_Selection_
____________
We also adopted the principle of non-discrimination to be observed in all agreements. You must not make an agreement which discriminates. We agreed that fuel, lubricating oil and spare parts for use on aircraft should enjoy national and most-favoured-nation treatment in regard to Customs duties. We also agreed, and of this I am sure your Lordships will approve, that all agreements should be registered with the International Authority so that we shall know what the agreements are that have been entered into. Then we provided for the collection and dissemination of that kind of statistical information which has always been wanted about the air and has never been forthcoming. The Council is to record the volume of international air traffic and the facilities provided and to collect information about subsidies, tariffs and costs of operation and the organization of international services. For the first time, and we have all agreed to provide it, we shall have this information authoritatively collected and given to the countries of the world.

All these matters are covered in the Convention and in the Interim Agreement which as far as practicable comprises the same terms as the Convention and will cover the period until the Convention comes into force. There is provision for the establishment of an International Organization with an Assembly and Council. All States will be members of the Assembly. The Council will consist of twenty-one members and is to be elected on the fairest representational basis we can achieve giving representation to the States who are of chief importance in air transport. There will also be representation given to States who provide landing facilities on a large scale. Then taking into account these two categories, fair geographical representation will be given to all the areas of the world. We wanted to get on with the business and so it was agreed that we would not wait for any meeting of the Assembly but would appoint the first Council at Chicago. We had an election for a Council of twenty-one. The Commonwealth is represented by the United Kingdom, Canada, Australia and India. The European countries, in addition to the United Kingdom, are France, Belgium, Czechoslovakia, the Netherlands and Norway.
____________
_Supplied data_
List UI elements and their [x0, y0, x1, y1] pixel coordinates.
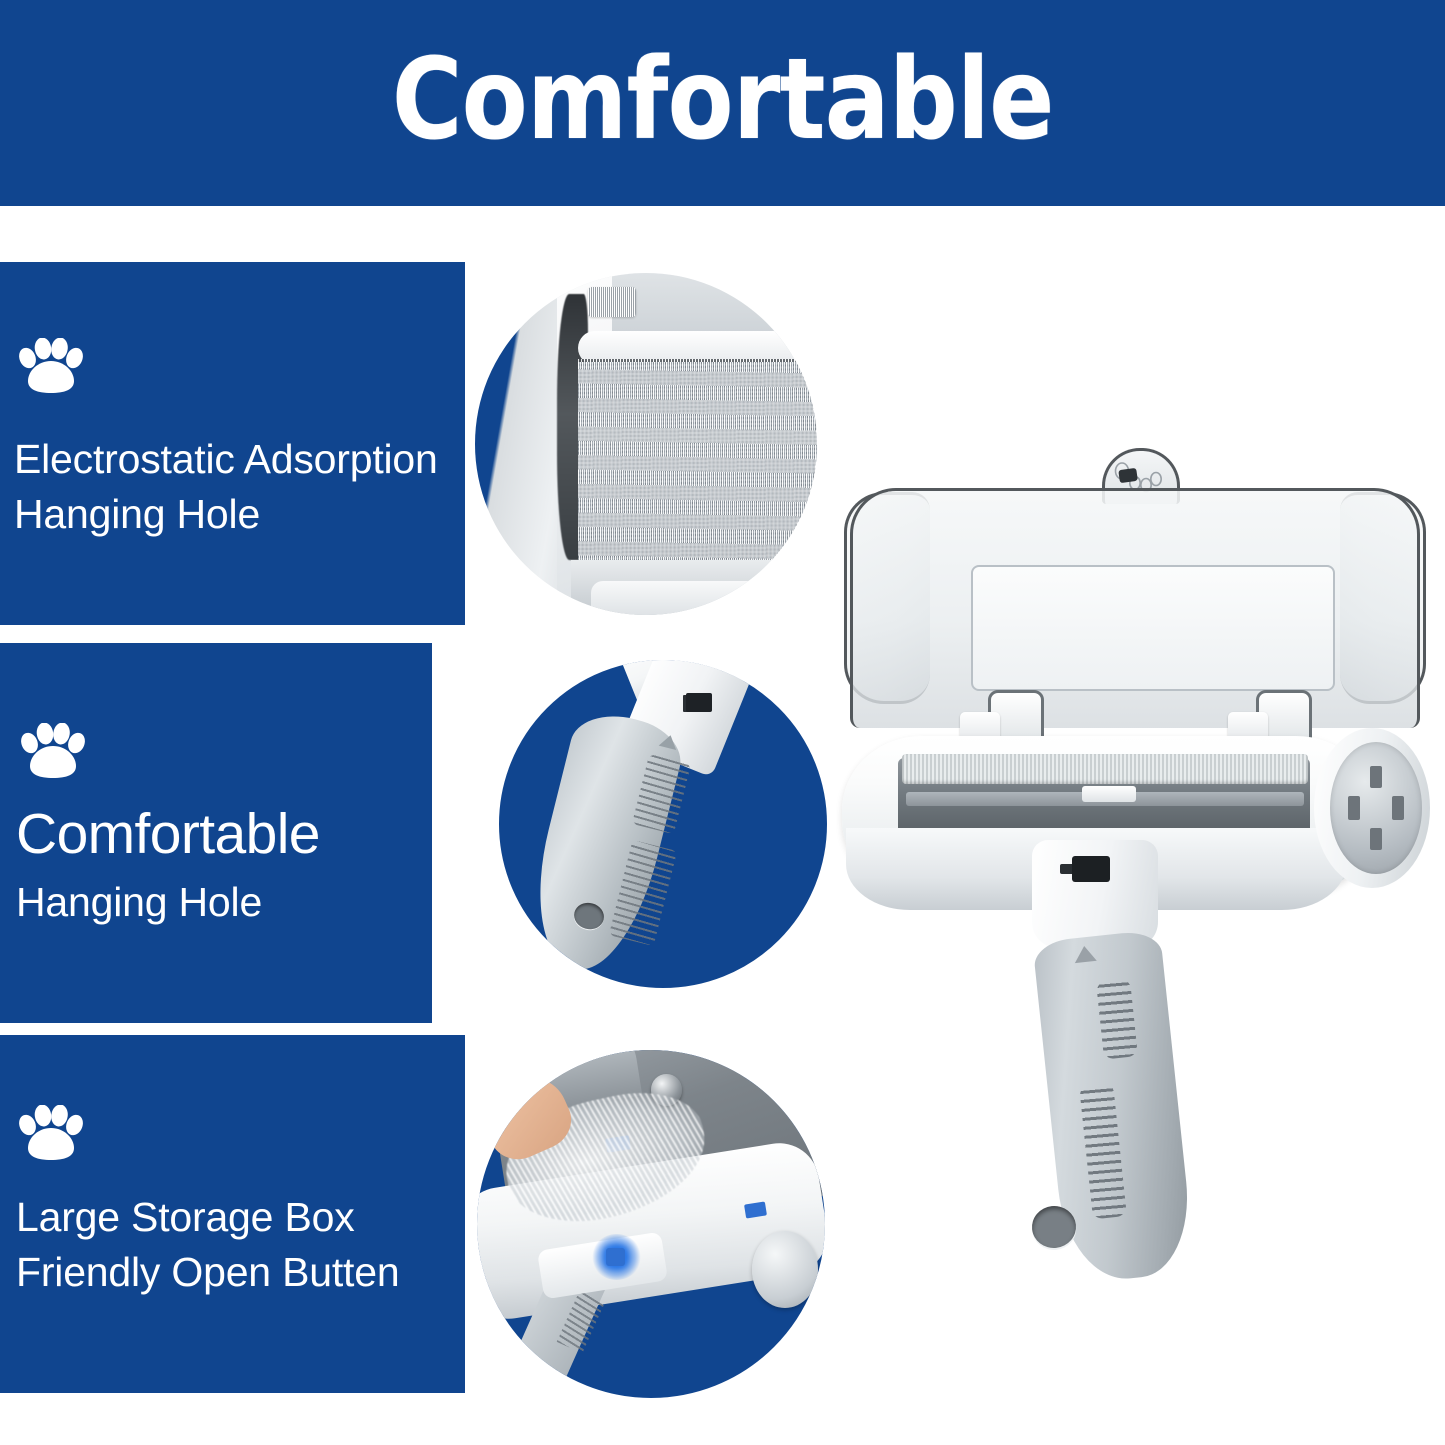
____________
_What you will do_
[1] According to the speech on the international air agreements, which European countries sit on the first Council?
[2] In the speech on the international air agreements, why was the first Council appointed at Chicago instead of after a meeting of the Assembly?
[3] Extend the speech on the international air agreements past its last sentence.
The material isn't needed here.

_Final answers_
[1]
- United Kingdom
- France
- Belgium
- Czechoslovakia
- Netherlands
- Norway

[2] The delegates wanted to get on with the business. So they agreed not to wait for any meeting of the Assembly and elected the first Council of twenty-one at Chicago.

[3]
I should mention one incident that occurred in regard to that election which was by ballot. When the result of the ballot came out it was seen that India had not secured a seat. It would have been a grave injustice both by reason of her geographical position and the great facilities which India will give for aviation if India had not been given a place on that Council, to which she was certainly entitled. We owe much to Norway and the spirit of Norway, and the Norwegian Ambassador who led the Norwegian delegation, when he knew the result of the ballot, proposed that Norway which had got her place on the Council should give up that place to India. It was a generous gesture which we certainly will never forget and very characteristic of that gallant country. But if Norway had given up her place that would have reduced the European representation from six to five, whereas the Latin American countries had got seven places. The Cuban delegation then sportingly entered the lists and volunteered to give up Cuba's place, leaving Norway on the Council. That meant that Europe and Latin America would each have the same representation. That proposal was most readily accepted as a very fair one, and while the original election had given ground for some disquiet the final event was warmly welcomed and I think is a happy augury for co-operation in the future.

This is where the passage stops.